═════ Record excerpts ═════

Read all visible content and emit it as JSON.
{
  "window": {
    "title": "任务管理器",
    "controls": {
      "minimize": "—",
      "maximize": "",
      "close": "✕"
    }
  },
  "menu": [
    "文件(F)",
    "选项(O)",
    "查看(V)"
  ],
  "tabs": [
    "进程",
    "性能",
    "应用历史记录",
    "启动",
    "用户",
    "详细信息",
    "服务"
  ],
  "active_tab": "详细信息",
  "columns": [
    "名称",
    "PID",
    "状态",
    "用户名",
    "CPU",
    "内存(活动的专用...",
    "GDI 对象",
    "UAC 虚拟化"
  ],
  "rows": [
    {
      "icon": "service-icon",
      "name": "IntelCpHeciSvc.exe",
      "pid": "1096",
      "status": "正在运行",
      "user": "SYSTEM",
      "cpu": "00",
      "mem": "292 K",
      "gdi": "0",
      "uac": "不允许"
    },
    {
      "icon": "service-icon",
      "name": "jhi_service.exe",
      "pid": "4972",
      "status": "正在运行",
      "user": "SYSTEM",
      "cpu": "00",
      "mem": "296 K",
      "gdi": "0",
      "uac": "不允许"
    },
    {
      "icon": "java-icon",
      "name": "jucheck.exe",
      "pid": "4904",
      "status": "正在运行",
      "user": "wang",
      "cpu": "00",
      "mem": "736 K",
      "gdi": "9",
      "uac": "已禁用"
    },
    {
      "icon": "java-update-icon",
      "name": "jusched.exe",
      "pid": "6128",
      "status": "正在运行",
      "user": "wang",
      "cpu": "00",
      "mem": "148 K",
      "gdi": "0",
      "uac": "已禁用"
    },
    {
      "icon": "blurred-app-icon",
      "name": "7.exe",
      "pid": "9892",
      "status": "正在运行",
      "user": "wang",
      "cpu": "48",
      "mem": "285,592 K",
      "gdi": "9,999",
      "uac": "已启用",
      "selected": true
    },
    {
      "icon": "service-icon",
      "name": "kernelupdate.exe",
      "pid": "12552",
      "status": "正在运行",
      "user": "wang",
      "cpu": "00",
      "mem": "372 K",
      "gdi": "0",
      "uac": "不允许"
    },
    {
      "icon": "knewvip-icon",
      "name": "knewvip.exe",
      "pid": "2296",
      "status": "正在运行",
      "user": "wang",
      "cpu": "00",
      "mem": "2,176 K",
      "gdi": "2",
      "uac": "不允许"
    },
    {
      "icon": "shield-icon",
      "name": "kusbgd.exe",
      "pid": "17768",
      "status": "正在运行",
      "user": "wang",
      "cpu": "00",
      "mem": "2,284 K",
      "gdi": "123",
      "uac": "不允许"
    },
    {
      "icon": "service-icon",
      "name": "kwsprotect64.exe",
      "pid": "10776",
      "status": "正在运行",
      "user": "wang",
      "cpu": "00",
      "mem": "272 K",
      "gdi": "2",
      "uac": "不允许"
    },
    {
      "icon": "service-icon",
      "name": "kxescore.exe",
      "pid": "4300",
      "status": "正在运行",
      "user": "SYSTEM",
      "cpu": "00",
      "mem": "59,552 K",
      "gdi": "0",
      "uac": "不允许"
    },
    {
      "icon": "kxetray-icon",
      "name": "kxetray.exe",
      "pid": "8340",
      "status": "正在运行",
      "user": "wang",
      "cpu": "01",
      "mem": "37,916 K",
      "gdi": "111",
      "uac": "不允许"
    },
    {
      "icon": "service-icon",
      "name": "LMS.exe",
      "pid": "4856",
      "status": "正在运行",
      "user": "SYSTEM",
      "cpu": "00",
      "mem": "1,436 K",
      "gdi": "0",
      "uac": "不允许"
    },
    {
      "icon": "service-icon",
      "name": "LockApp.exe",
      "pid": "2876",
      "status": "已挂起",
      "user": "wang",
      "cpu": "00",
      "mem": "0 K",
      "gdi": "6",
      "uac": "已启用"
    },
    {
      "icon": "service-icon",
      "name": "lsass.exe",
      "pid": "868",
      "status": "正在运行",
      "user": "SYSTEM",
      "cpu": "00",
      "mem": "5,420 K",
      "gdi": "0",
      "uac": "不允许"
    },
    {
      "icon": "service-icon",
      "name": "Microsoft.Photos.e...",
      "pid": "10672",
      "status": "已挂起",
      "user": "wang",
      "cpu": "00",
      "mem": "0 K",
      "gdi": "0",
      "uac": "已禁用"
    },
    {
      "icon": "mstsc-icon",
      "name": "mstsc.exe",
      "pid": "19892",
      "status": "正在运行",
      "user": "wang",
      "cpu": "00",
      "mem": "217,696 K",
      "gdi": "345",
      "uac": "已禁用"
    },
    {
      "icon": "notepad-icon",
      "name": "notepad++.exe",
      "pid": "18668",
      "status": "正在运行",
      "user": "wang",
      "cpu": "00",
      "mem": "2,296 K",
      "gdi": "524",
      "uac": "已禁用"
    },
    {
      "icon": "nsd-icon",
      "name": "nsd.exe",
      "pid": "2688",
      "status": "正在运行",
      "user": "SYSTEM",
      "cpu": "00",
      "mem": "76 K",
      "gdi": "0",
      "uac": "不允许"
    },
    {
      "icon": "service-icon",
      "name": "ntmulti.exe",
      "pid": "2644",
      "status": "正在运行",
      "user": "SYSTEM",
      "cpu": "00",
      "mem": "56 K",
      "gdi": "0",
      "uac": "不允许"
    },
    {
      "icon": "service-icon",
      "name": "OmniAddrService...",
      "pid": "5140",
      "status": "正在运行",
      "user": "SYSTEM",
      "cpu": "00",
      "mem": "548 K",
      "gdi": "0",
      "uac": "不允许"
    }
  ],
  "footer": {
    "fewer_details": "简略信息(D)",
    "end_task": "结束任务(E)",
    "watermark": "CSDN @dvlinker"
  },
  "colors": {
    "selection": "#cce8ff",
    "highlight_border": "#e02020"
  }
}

═════

§ What is being asked: From the records above, extract every entry exactly as given.

§ Answer to this problem:
Read all visible content and emit it as JSON.
{
  "window": {
    "title": "任务管理器",
    "controls": {
      "minimize": "—",
      "maximize": "",
      "close": "✕"
    }
  },
  "menu": [
    "文件(F)",
    "选项(O)",
    "查看(V)"
  ],
  "tabs": [
    "进程",
    "性能",
    "应用历史记录",
    "启动",
    "用户",
    "详细信息",
    "服务"
  ],
  "active_tab": "详细信息",
  "columns": [
    "名称",
    "PID",
    "状态",
    "用户名",
    "CPU",
    "内存(活动的专用...",
    "GDI 对象",
    "UAC 虚拟化"
  ],
  "rows": [
    {
      "icon": "service-icon",
      "name": "IntelCpHeciSvc.exe",
      "pid": "1096",
      "status": "正在运行",
      "user": "SYSTEM",
      "cpu": "00",
      "mem": "292 K",
      "gdi": "0",
      "uac": "不允许"
    },
    {
      "icon": "service-icon",
      "name": "jhi_service.exe",
      "pid": "4972",
      "status": "正在运行",
      "user": "SYSTEM",
      "cpu": "00",
      "mem": "296 K",
      "gdi": "0",
      "uac": "不允许"
    },
    {
      "icon": "java-icon",
      "name": "jucheck.exe",
      "pid": "4904",
      "status": "正在运行",
      "user": "wang",
      "cpu": "00",
      "mem": "736 K",
      "gdi": "9",
      "uac": "已禁用"
    },
    {
      "icon": "java-update-icon",
      "name": "jusched.exe",
      "pid": "6128",
      "status": "正在运行",
      "user": "wang",
      "cpu": "00",
      "mem": "148 K",
      "gdi": "0",
      "uac": "已禁用"
    },
    {
      "icon": "blurred-app-icon",
      "name": "7.exe",
      "pid": "9892",
      "status": "正在运行",
      "user": "wang",
      "cpu": "48",
      "mem": "285,592 K",
      "gdi": "9,999",
      "uac": "已启用",
      "selected": true
    },
    {
      "icon": "service-icon",
      "name": "kernelupdate.exe",
      "pid": "12552",
      "status": "正在运行",
      "user": "wang",
      "cpu": "00",
      "mem": "372 K",
      "gdi": "0",
      "uac": "不允许"
    },
    {
      "icon": "knewvip-icon",
      "name": "knewvip.exe",
      "pid": "2296",
      "status": "正在运行",
      "user": "wang",
      "cpu": "00",
      "mem": "2,176 K",
      "gdi": "2",
      "uac": "不允许"
    },
    {
      "icon": "shield-icon",
      "name": "kusbgd.exe",
      "pid": "17768",
      "status": "正在运行",
      "user": "wang",
      "cpu": "00",
      "mem": "2,284 K",
      "gdi": "123",
      "uac": "不允许"
    },
    {
      "icon": "service-icon",
      "name": "kwsprotect64.exe",
      "pid": "10776",
      "status": "正在运行",
      "user": "wang",
      "cpu": "00",
      "mem": "272 K",
      "gdi": "2",
      "uac": "不允许"
    },
    {
      "icon": "service-icon",
      "name": "kxescore.exe",
      "pid": "4300",
      "status": "正在运行",
      "user": "SYSTEM",
      "cpu": "00",
      "mem": "59,552 K",
      "gdi": "0",
      "uac": "不允许"
    },
    {
      "icon": "kxetray-icon",
      "name": "kxetray.exe",
      "pid": "8340",
      "status": "正在运行",
      "user": "wang",
      "cpu": "01",
      "mem": "37,916 K",
      "gdi": "111",
      "uac": "不允许"
    },
    {
      "icon": "service-icon",
      "name": "LMS.exe",
      "pid": "4856",
      "status": "正在运行",
      "user": "SYSTEM",
      "cpu": "00",
      "mem": "1,436 K",
      "gdi": "0",
      "uac": "不允许"
    },
    {
      "icon": "service-icon",
      "name": "LockApp.exe",
      "pid": "2876",
      "status": "已挂起",
      "user": "wang",
      "cpu": "00",
      "mem": "0 K",
      "gdi": "6",
      "uac": "已启用"
    },
    {
      "icon": "service-icon",
      "name": "lsass.exe",
      "pid": "868",
      "status": "正在运行",
      "user": "SYSTEM",
      "cpu": "00",
      "mem": "5,420 K",
      "gdi": "0",
      "uac": "不允许"
    },
    {
      "icon": "service-icon",
      "name": "Microsoft.Photos.e...",
      "pid": "10672",
      "status": "已挂起",
      "user": "wang",
      "cpu": "00",
      "mem": "0 K",
      "gdi": "0",
      "uac": "已禁用"
    },
    {
      "icon": "mstsc-icon",
      "name": "mstsc.exe",
      "pid": "19892",
      "status": "正在运行",
      "user": "wang",
      "cpu": "00",
      "mem": "217,696 K",
      "gdi": "345",
      "uac": "已禁用"
    },
    {
      "icon": "notepad-icon",
      "name": "notepad++.exe",
      "pid": "18668",
      "status": "正在运行",
      "user": "wang",
      "cpu": "00",
      "mem": "2,296 K",
      "gdi": "524",
      "uac": "已禁用"
    },
    {
      "icon": "nsd-icon",
      "name": "nsd.exe",
      "pid": "2688",
      "status": "正在运行",
      "user": "SYSTEM",
      "cpu": "00",
      "mem": "76 K",
      "gdi": "0",
      "uac": "不允许"
    },
    {
      "icon": "service-icon",
      "name": "ntmulti.exe",
      "pid": "2644",
      "status": "正在运行",
      "user": "SYSTEM",
      "cpu": "00",
      "mem": "56 K",
      "gdi": "0",
      "uac": "不允许"
    },
    {
      "icon": "service-icon",
      "name": "OmniAddrService...",
      "pid": "5140",
      "status": "正在运行",
      "user": "SYSTEM",
      "cpu": "00",
      "mem": "548 K",
      "gdi": "0",
      "uac": "不允许"
    }
  ],
  "footer": {
    "fewer_details": "简略信息(D)",
    "end_task": "结束任务(E)",
    "watermark": "CSDN @dvlinker"
  },
  "colors": {
    "selection": "#cce8ff",
    "highlight_border": "#e02020"
  }
}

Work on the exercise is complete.